*INSTRUCTION*: Give back the records below exactly, every one, with no pictures.

(Saved data entries)
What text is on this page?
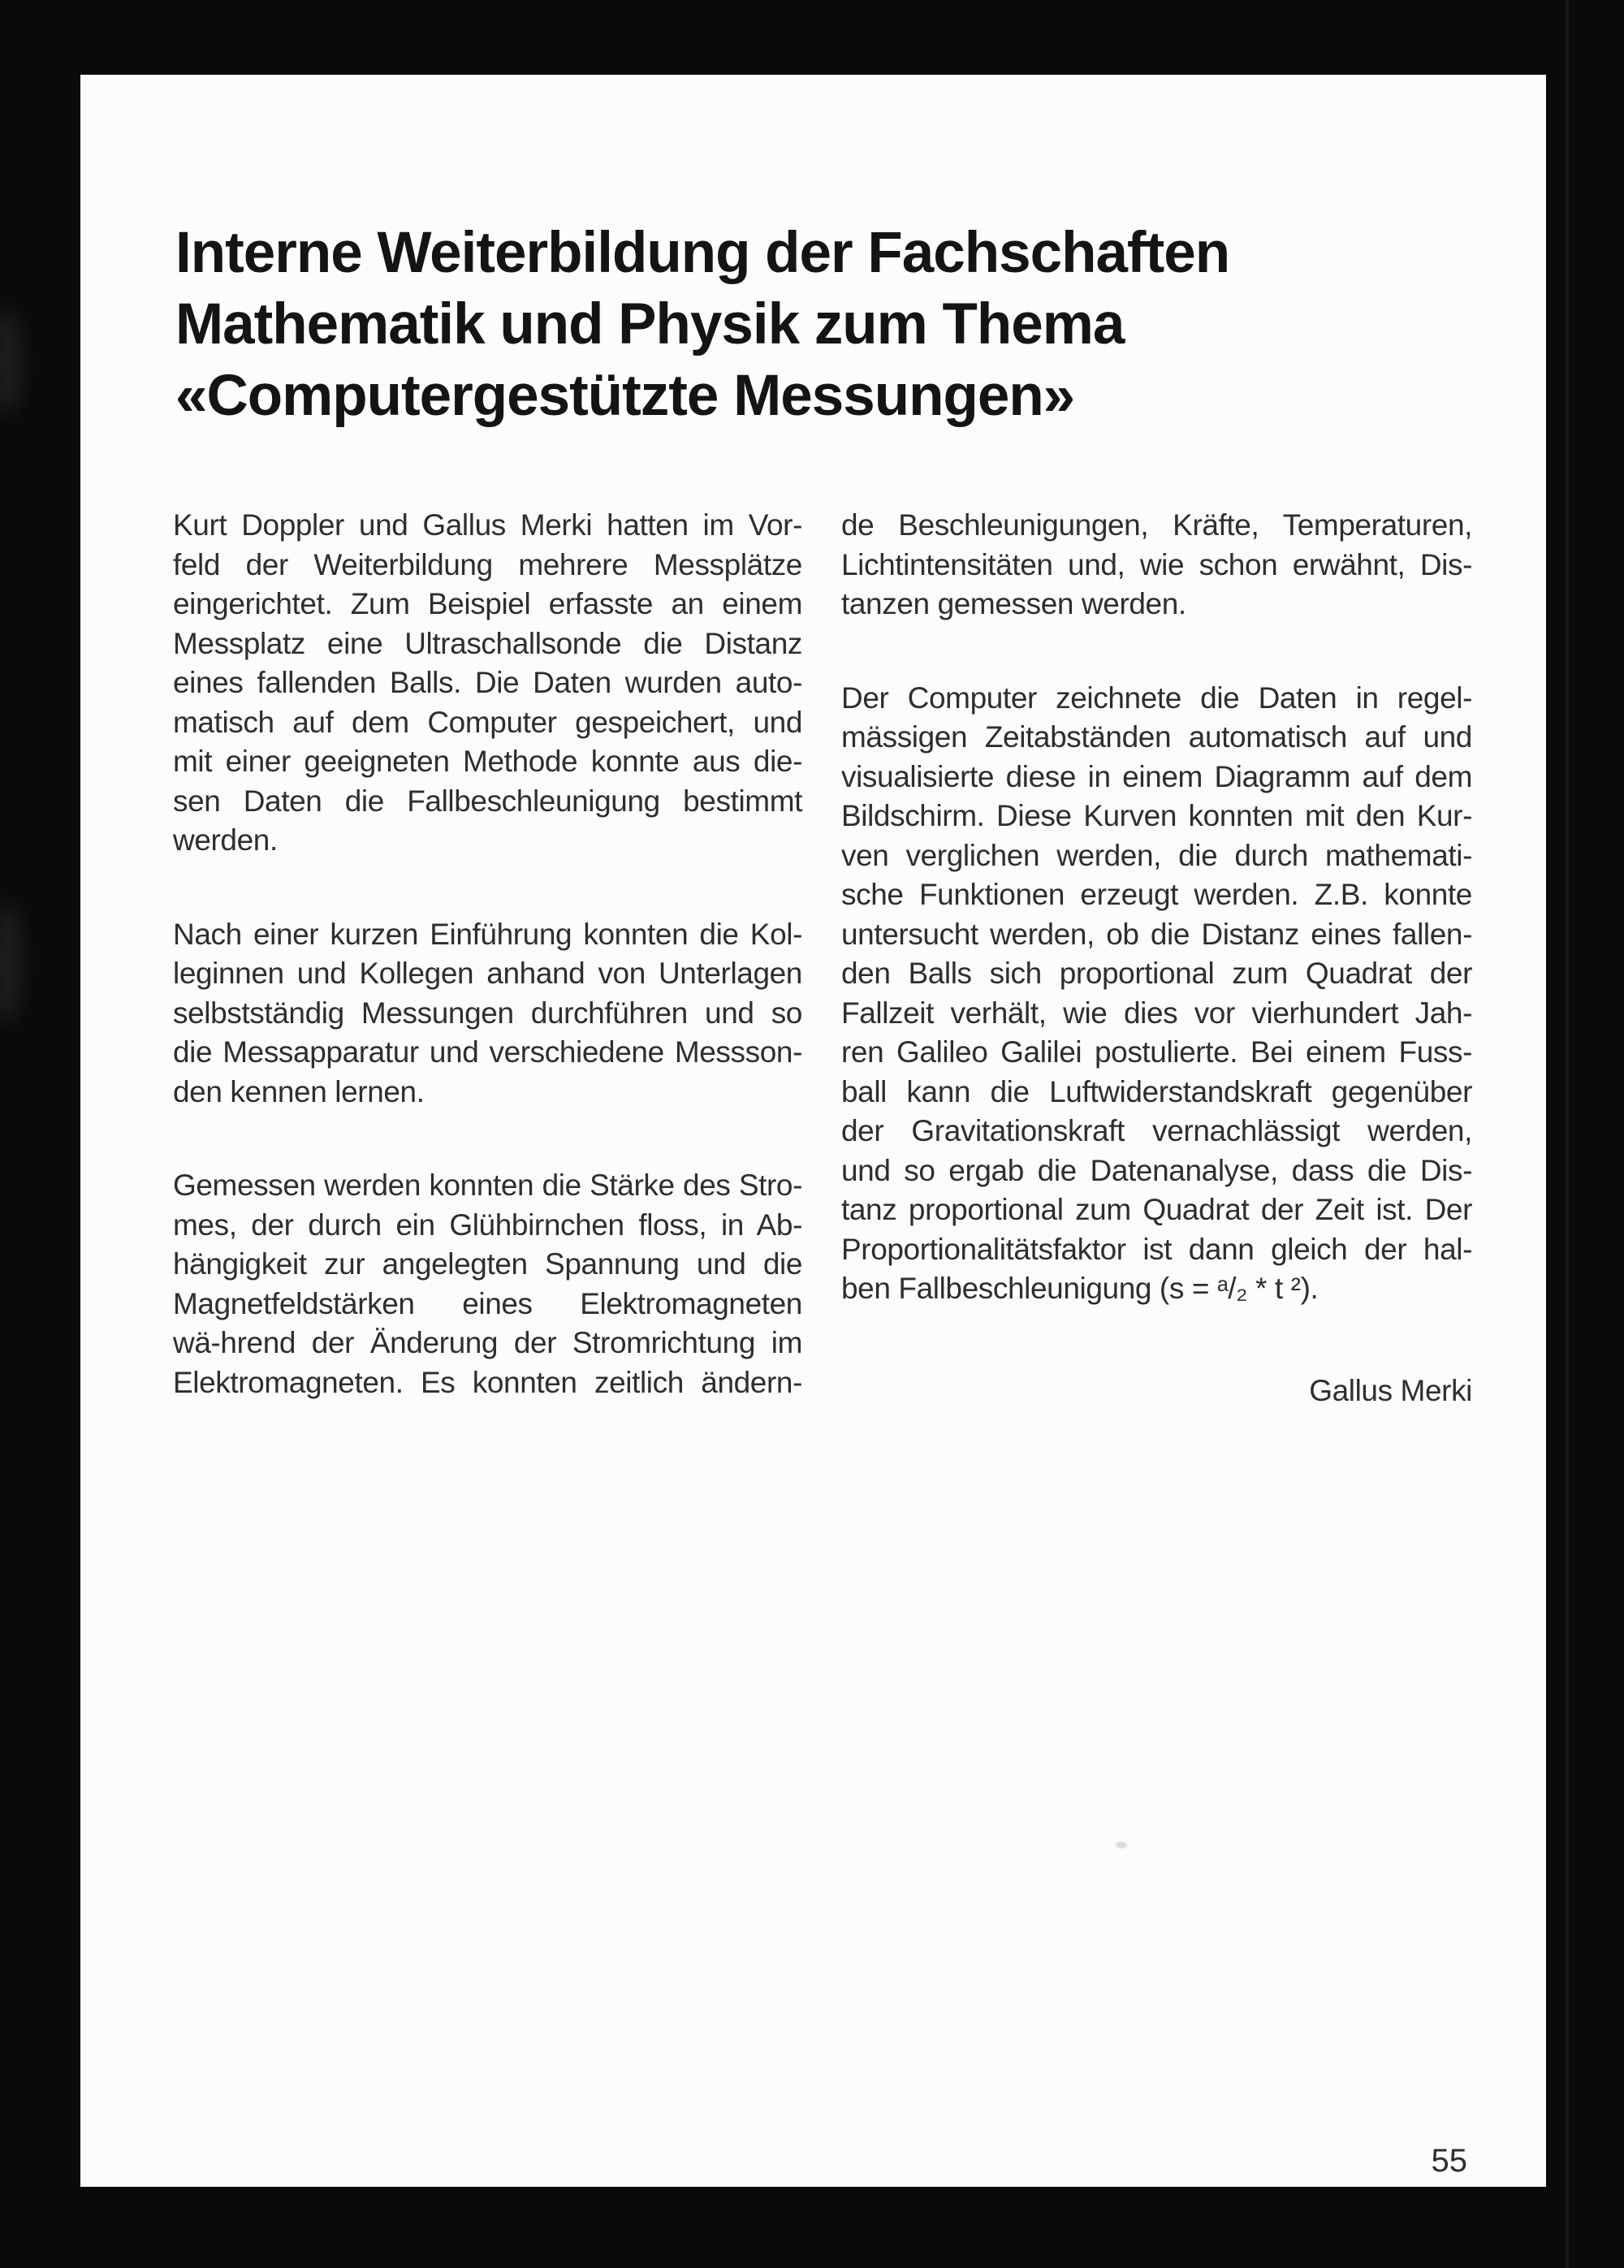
Interne Weiterbildung der Fachschaften
Mathematik und Physik zum Thema
«Computergestützte Messungen»
Kurt Doppler und Gallus Merki hatten im Vor-
feld der Weiterbildung mehrere Messplätze
eingerichtet. Zum Beispiel erfasste an einem
Messplatz eine Ultraschallsonde die Distanz
eines fallenden Balls. Die Daten wurden auto-
matisch auf dem Computer gespeichert, und
mit einer geeigneten Methode konnte aus die-
sen Daten die Fallbeschleunigung bestimmt
werden.
Nach einer kurzen Einführung konnten die Kol-
leginnen und Kollegen anhand von Unterlagen
selbstständig Messungen durchführen und so
die Messapparatur und verschiedene Messson-
den kennen lernen.
Gemessen werden konnten die Stärke des Stro-
mes, der durch ein Glühbirnchen floss, in Ab-
hängigkeit zur angelegten Spannung und die
Magnetfeldstärken eines Elektromagneten
wä-hrend der Änderung der Stromrichtung im
Elektromagneten. Es konnten zeitlich ändern-
de Beschleunigungen, Kräfte, Temperaturen,
Lichtintensitäten und, wie schon erwähnt, Dis-
tanzen gemessen werden.
Der Computer zeichnete die Daten in regel-
mässigen Zeitabständen automatisch auf und
visualisierte diese in einem Diagramm auf dem
Bildschirm. Diese Kurven konnten mit den Kur-
ven verglichen werden, die durch mathemati-
sche Funktionen erzeugt werden. Z.B. konnte
untersucht werden, ob die Distanz eines fallen-
den Balls sich proportional zum Quadrat der
Fallzeit verhält, wie dies vor vierhundert Jah-
ren Galileo Galilei postulierte. Bei einem Fuss-
ball kann die Luftwiderstandskraft gegenüber
der Gravitationskraft vernachlässigt werden,
und so ergab die Datenanalyse, dass die Dis-
tanz proportional zum Quadrat der Zeit ist. Der
Proportionalitätsfaktor ist dann gleich der hal-
ben Fallbeschleunigung (s = ᵃ/₂ * t ²).
Gallus Merki
55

*THE RESULT*:
What text is on this page?
Interne Weiterbildung der Fachschaften
Mathematik und Physik zum Thema
«Computergestützte Messungen»
Kurt Doppler und Gallus Merki hatten im Vor-
feld der Weiterbildung mehrere Messplätze
eingerichtet. Zum Beispiel erfasste an einem
Messplatz eine Ultraschallsonde die Distanz
eines fallenden Balls. Die Daten wurden auto-
matisch auf dem Computer gespeichert, und
mit einer geeigneten Methode konnte aus die-
sen Daten die Fallbeschleunigung bestimmt
werden.
Nach einer kurzen Einführung konnten die Kol-
leginnen und Kollegen anhand von Unterlagen
selbstständig Messungen durchführen und so
die Messapparatur und verschiedene Messson-
den kennen lernen.
Gemessen werden konnten die Stärke des Stro-
mes, der durch ein Glühbirnchen floss, in Ab-
hängigkeit zur angelegten Spannung und die
Magnetfeldstärken eines Elektromagneten
wä-hrend der Änderung der Stromrichtung im
Elektromagneten. Es konnten zeitlich ändern-
de Beschleunigungen, Kräfte, Temperaturen,
Lichtintensitäten und, wie schon erwähnt, Dis-
tanzen gemessen werden.
Der Computer zeichnete die Daten in regel-
mässigen Zeitabständen automatisch auf und
visualisierte diese in einem Diagramm auf dem
Bildschirm. Diese Kurven konnten mit den Kur-
ven verglichen werden, die durch mathemati-
sche Funktionen erzeugt werden. Z.B. konnte
untersucht werden, ob die Distanz eines fallen-
den Balls sich proportional zum Quadrat der
Fallzeit verhält, wie dies vor vierhundert Jah-
ren Galileo Galilei postulierte. Bei einem Fuss-
ball kann die Luftwiderstandskraft gegenüber
der Gravitationskraft vernachlässigt werden,
und so ergab die Datenanalyse, dass die Dis-
tanz proportional zum Quadrat der Zeit ist. Der
Proportionalitätsfaktor ist dann gleich der hal-
ben Fallbeschleunigung (s = ᵃ/₂ * t ²).
Gallus Merki
55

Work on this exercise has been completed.